Given problem:
Indicate only the number of lines in the listing below in which the word "drei" appears.

[Collected data]
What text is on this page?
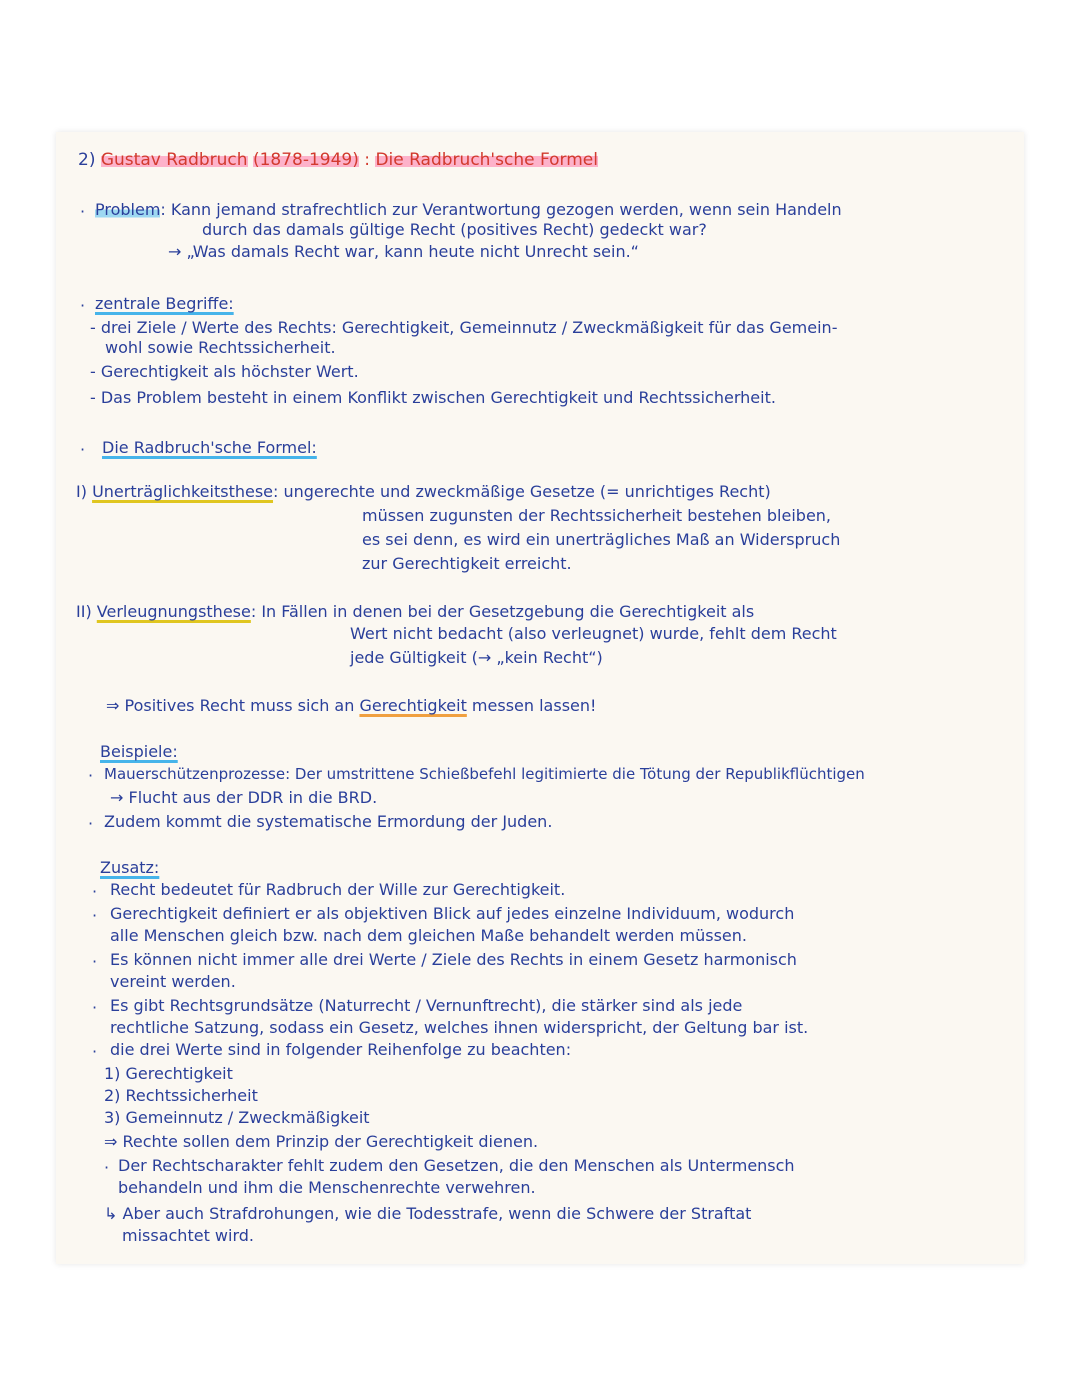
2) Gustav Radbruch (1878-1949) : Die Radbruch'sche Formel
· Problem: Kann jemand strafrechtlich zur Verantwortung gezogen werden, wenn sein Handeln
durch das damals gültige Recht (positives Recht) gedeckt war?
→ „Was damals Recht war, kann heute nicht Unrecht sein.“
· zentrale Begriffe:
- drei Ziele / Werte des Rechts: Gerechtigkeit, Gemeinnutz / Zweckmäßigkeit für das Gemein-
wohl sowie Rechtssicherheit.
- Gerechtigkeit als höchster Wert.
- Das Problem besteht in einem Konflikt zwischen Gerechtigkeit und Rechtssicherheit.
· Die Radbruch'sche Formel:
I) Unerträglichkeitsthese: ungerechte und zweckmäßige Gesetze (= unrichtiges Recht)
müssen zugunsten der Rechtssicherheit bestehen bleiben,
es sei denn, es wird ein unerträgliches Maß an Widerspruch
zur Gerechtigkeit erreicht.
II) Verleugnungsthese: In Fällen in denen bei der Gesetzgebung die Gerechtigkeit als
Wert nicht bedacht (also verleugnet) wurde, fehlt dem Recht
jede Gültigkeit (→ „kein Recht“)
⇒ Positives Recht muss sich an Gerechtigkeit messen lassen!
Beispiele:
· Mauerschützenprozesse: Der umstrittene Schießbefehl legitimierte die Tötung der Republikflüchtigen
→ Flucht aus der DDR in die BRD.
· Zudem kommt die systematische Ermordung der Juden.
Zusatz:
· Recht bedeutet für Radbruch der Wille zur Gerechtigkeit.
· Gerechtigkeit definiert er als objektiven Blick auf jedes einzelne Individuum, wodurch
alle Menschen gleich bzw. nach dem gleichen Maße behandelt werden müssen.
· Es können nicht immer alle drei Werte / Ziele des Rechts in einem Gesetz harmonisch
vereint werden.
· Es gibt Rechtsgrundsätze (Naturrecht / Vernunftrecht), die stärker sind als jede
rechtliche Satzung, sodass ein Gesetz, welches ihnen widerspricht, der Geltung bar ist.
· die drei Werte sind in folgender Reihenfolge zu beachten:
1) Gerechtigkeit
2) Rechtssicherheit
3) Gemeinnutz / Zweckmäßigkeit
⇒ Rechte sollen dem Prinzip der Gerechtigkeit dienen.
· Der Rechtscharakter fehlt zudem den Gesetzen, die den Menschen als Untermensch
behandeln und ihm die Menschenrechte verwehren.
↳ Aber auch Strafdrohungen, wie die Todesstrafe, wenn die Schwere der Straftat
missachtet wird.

The result:
3